### TASK PROMPT
Leave out the images and repeat the listing below without a single change.

### SOURCE DATA
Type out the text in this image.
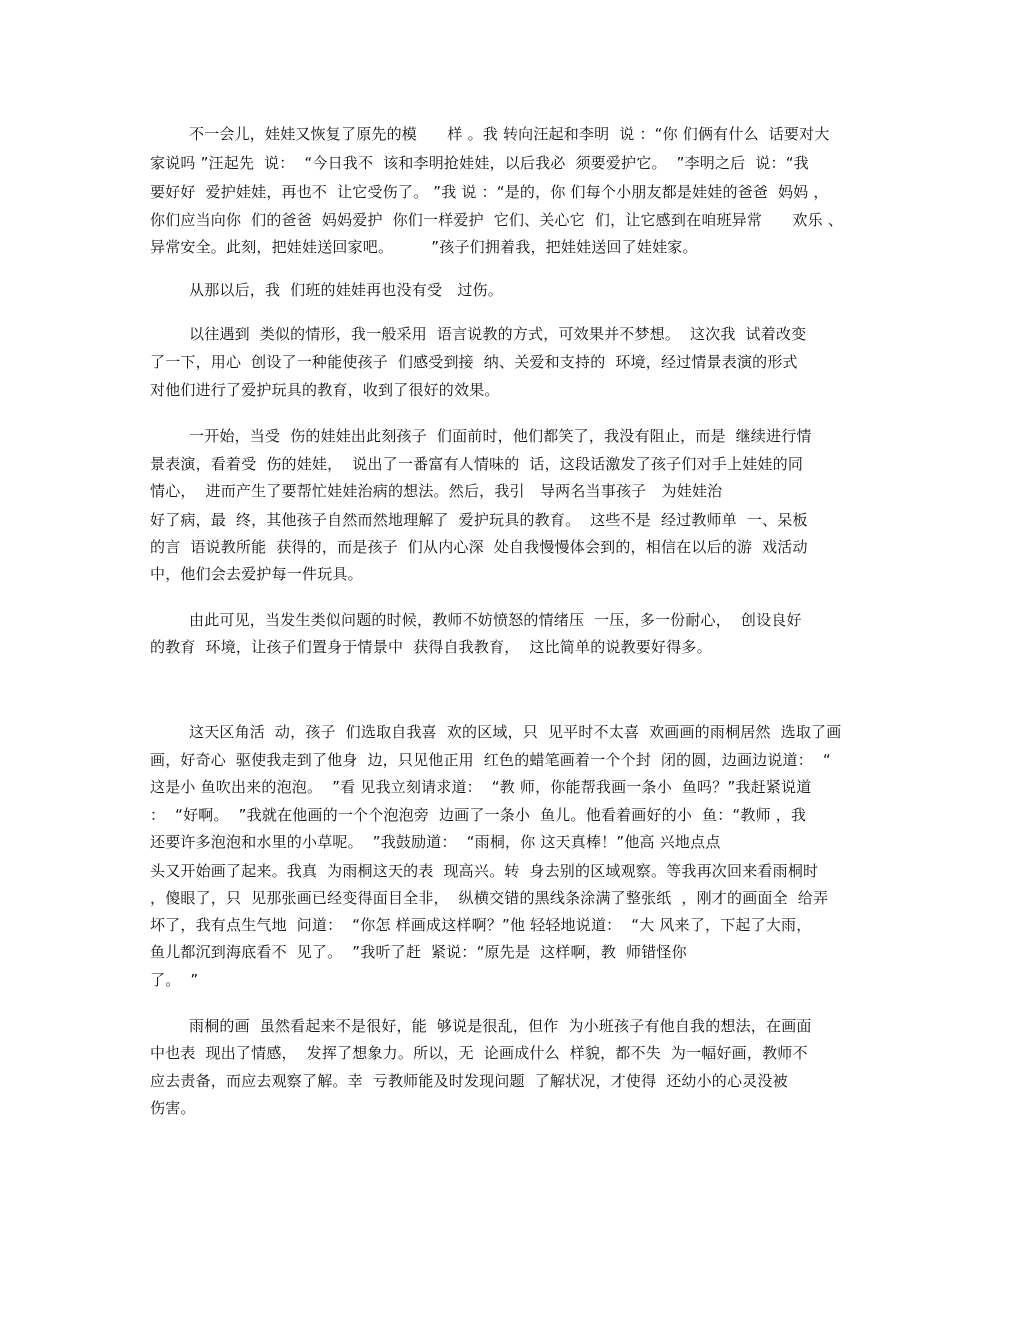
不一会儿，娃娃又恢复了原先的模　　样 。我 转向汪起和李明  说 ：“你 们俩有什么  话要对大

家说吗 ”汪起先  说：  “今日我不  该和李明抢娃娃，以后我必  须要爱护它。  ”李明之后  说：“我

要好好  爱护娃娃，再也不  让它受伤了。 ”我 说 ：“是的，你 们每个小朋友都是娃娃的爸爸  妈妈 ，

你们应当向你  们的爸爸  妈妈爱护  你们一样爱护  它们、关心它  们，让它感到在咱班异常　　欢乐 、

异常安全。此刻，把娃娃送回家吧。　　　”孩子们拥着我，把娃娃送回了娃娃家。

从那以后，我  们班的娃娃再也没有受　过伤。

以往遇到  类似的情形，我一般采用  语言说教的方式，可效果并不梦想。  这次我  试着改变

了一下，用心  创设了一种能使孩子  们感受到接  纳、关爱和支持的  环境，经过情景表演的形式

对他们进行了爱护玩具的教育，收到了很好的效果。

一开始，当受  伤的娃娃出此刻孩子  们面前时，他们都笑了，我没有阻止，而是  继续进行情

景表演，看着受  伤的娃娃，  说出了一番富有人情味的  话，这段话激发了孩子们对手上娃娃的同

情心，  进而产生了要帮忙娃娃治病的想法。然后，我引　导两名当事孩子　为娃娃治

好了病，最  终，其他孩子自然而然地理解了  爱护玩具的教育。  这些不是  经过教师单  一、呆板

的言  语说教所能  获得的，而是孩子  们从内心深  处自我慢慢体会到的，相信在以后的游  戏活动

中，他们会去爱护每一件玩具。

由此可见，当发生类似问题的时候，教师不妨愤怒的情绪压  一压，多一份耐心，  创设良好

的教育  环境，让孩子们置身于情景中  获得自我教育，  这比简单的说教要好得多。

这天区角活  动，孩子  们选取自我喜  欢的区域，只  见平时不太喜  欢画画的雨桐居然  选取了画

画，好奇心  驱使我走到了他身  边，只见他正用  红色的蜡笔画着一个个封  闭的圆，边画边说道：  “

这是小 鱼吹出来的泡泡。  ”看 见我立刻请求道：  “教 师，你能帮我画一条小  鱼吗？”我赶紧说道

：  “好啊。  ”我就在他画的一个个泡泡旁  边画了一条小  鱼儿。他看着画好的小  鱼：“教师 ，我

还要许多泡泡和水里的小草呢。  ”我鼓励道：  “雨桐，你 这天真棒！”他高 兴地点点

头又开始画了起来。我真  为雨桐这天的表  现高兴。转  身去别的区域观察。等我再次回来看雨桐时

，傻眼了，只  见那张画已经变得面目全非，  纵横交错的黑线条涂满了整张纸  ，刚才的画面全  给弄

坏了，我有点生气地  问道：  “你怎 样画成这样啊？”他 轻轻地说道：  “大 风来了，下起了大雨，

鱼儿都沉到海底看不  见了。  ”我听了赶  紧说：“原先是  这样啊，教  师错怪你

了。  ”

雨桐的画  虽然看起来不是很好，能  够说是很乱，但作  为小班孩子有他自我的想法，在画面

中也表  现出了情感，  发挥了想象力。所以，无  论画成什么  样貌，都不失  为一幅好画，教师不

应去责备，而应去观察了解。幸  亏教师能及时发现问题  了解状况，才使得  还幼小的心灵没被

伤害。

### EXERCISE RESPONSE
Type out the text in this image.
不一会儿，娃娃又恢复了原先的模　　样 。我 转向汪起和李明  说 ：“你 们俩有什么  话要对大

家说吗 ”汪起先  说：  “今日我不  该和李明抢娃娃，以后我必  须要爱护它。  ”李明之后  说：“我

要好好  爱护娃娃，再也不  让它受伤了。 ”我 说 ：“是的，你 们每个小朋友都是娃娃的爸爸  妈妈 ，

你们应当向你  们的爸爸  妈妈爱护  你们一样爱护  它们、关心它  们，让它感到在咱班异常　　欢乐 、

异常安全。此刻，把娃娃送回家吧。　　　”孩子们拥着我，把娃娃送回了娃娃家。

从那以后，我  们班的娃娃再也没有受　过伤。

以往遇到  类似的情形，我一般采用  语言说教的方式，可效果并不梦想。  这次我  试着改变

了一下，用心  创设了一种能使孩子  们感受到接  纳、关爱和支持的  环境，经过情景表演的形式

对他们进行了爱护玩具的教育，收到了很好的效果。

一开始，当受  伤的娃娃出此刻孩子  们面前时，他们都笑了，我没有阻止，而是  继续进行情

景表演，看着受  伤的娃娃，  说出了一番富有人情味的  话，这段话激发了孩子们对手上娃娃的同

情心，  进而产生了要帮忙娃娃治病的想法。然后，我引　导两名当事孩子　为娃娃治

好了病，最  终，其他孩子自然而然地理解了  爱护玩具的教育。  这些不是  经过教师单  一、呆板

的言  语说教所能  获得的，而是孩子  们从内心深  处自我慢慢体会到的，相信在以后的游  戏活动

中，他们会去爱护每一件玩具。

由此可见，当发生类似问题的时候，教师不妨愤怒的情绪压  一压，多一份耐心，  创设良好

的教育  环境，让孩子们置身于情景中  获得自我教育，  这比简单的说教要好得多。

这天区角活  动，孩子  们选取自我喜  欢的区域，只  见平时不太喜  欢画画的雨桐居然  选取了画

画，好奇心  驱使我走到了他身  边，只见他正用  红色的蜡笔画着一个个封  闭的圆，边画边说道：  “

这是小 鱼吹出来的泡泡。  ”看 见我立刻请求道：  “教 师，你能帮我画一条小  鱼吗？”我赶紧说道

：  “好啊。  ”我就在他画的一个个泡泡旁  边画了一条小  鱼儿。他看着画好的小  鱼：“教师 ，我

还要许多泡泡和水里的小草呢。  ”我鼓励道：  “雨桐，你 这天真棒！”他高 兴地点点

头又开始画了起来。我真  为雨桐这天的表  现高兴。转  身去别的区域观察。等我再次回来看雨桐时

，傻眼了，只  见那张画已经变得面目全非，  纵横交错的黑线条涂满了整张纸  ，刚才的画面全  给弄

坏了，我有点生气地  问道：  “你怎 样画成这样啊？”他 轻轻地说道：  “大 风来了，下起了大雨，

鱼儿都沉到海底看不  见了。  ”我听了赶  紧说：“原先是  这样啊，教  师错怪你

了。  ”

雨桐的画  虽然看起来不是很好，能  够说是很乱，但作  为小班孩子有他自我的想法，在画面

中也表  现出了情感，  发挥了想象力。所以，无  论画成什么  样貌，都不失  为一幅好画，教师不

应去责备，而应去观察了解。幸  亏教师能及时发现问题  了解状况，才使得  还幼小的心灵没被

伤害。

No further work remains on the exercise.